What is being asked: Copy out each line that mentions the word "дождем".
======== Data for this task
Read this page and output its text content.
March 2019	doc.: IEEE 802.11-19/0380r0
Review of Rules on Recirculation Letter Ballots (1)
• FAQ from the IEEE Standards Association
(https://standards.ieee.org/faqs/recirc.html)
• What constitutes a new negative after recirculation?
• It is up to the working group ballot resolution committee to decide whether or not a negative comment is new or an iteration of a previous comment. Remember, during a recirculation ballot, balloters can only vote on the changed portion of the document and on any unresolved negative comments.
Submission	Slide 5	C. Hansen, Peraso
================
======== Data for this task
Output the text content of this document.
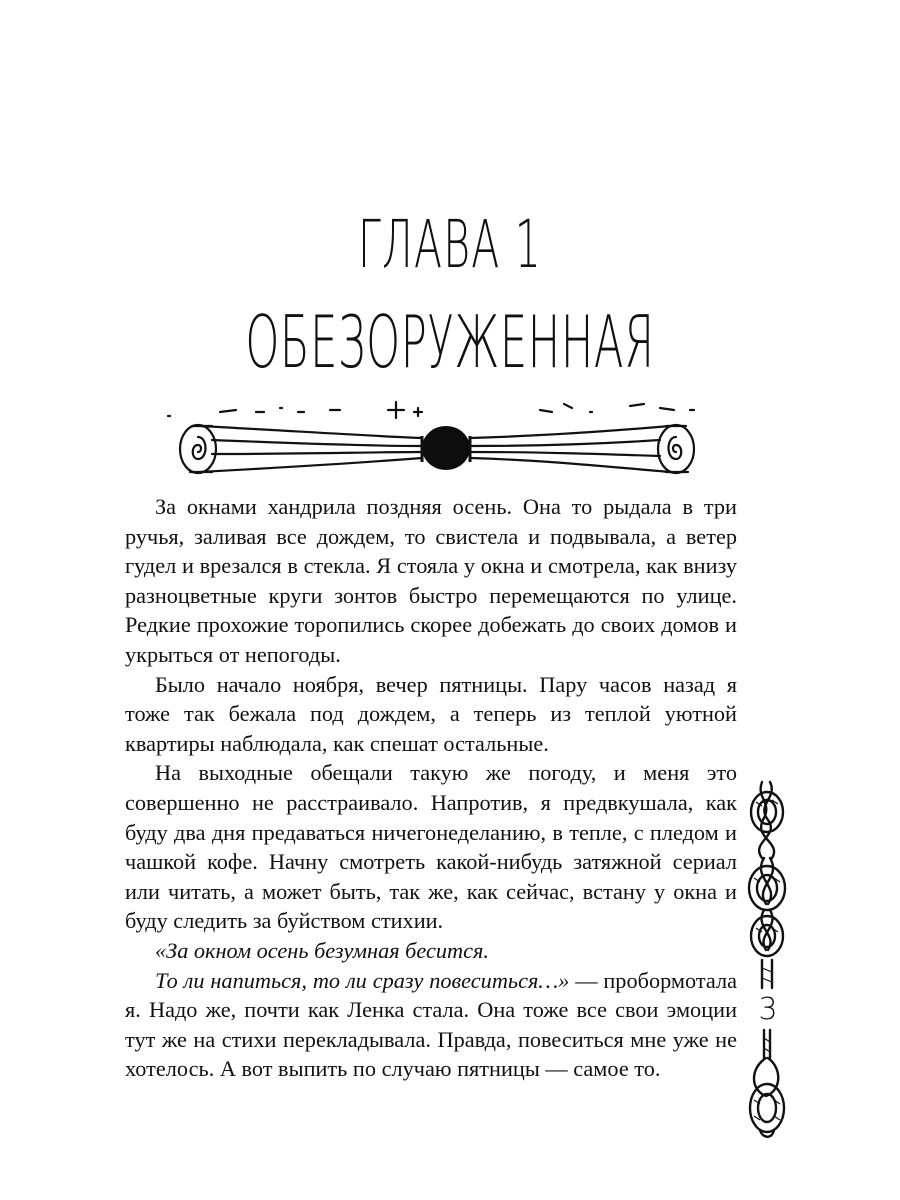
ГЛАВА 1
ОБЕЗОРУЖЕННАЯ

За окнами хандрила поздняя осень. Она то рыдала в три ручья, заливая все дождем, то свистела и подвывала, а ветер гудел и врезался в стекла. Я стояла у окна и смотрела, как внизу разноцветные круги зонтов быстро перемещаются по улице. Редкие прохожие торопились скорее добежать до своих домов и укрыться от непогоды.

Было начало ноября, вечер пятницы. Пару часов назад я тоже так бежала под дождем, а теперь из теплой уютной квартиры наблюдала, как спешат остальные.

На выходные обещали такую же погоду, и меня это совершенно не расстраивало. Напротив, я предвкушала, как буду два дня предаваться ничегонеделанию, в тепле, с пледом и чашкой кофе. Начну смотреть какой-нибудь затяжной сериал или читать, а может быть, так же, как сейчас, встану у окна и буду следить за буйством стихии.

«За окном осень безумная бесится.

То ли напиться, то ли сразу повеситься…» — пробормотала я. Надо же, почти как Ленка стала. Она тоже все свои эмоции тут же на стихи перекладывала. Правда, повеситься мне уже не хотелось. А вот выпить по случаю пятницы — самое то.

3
================
======== Data for this task
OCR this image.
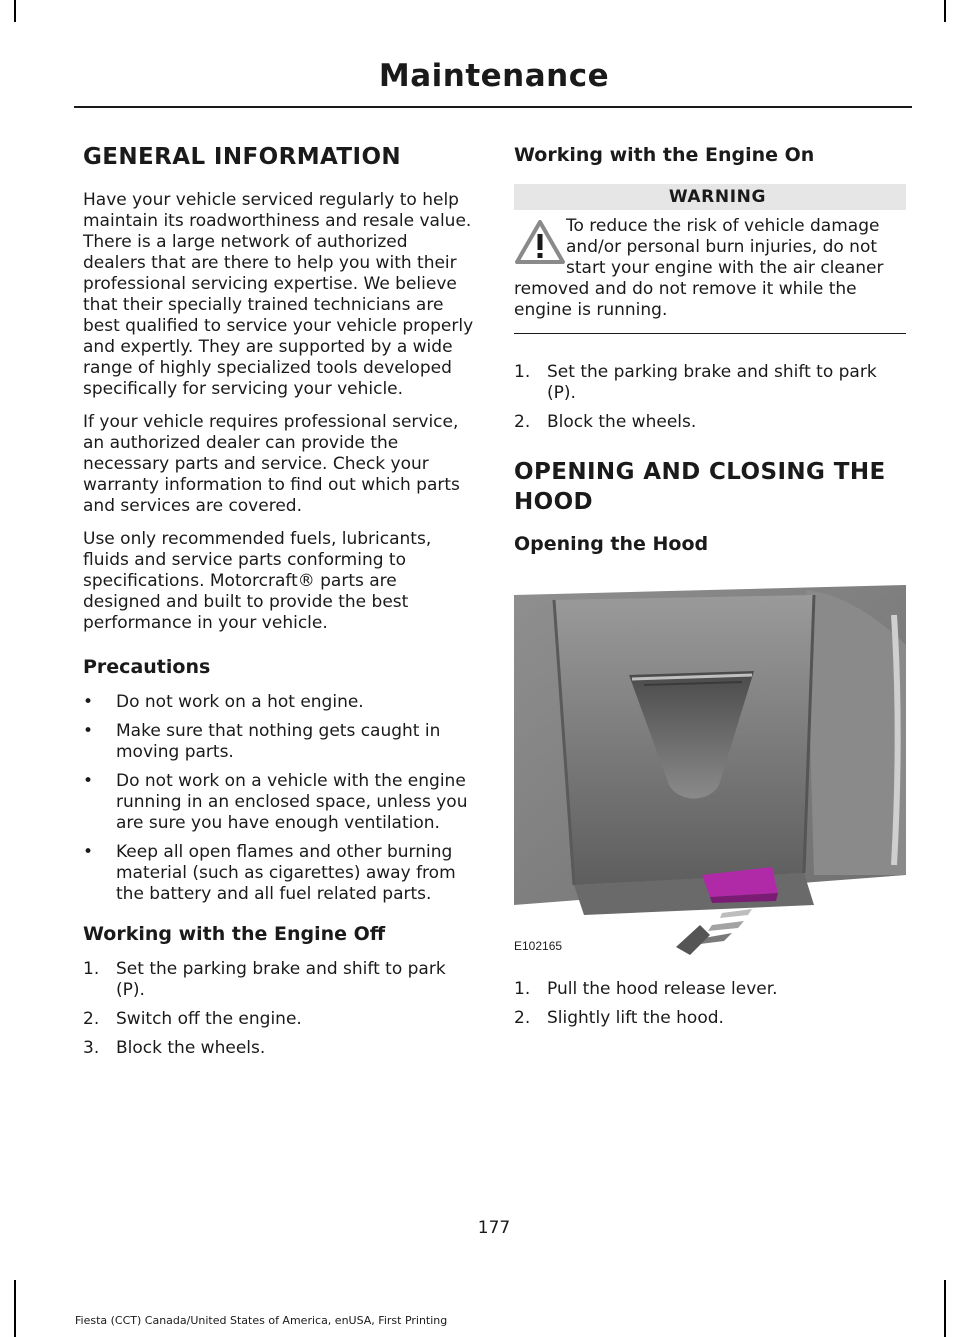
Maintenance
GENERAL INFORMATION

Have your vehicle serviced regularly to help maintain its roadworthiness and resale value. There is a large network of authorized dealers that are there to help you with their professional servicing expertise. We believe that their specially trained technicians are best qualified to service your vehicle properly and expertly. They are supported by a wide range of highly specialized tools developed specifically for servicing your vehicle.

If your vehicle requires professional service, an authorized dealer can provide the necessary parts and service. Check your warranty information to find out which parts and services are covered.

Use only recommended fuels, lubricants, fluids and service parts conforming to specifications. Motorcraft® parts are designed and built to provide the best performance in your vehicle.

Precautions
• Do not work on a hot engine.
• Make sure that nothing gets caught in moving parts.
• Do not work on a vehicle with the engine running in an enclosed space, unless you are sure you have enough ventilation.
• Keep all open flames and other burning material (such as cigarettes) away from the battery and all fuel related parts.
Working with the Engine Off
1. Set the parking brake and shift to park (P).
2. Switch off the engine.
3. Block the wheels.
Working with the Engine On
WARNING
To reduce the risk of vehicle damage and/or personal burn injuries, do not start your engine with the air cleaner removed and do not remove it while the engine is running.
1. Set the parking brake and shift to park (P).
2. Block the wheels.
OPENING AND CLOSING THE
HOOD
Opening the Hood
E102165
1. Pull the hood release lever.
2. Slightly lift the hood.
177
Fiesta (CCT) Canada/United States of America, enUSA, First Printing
================
Full response:
За окнами хандрила поздняя осень. Она то рыдала в три ручья, заливая все дождем, то свистела и подвывала, а ветер гудел и врезался в стекла. Я стояла у окна и смотрела, как внизу разноцветные круги зонтов быстро перемещаются по улице. Редкие прохожие торопились скорее добежать до своих домов и укрыться от непогоды.
Было начало ноября, вечер пятницы. Пару часов назад я тоже так бежала под дождем, а теперь из теплой уютной квартиры наблюдала, как спешат остальные.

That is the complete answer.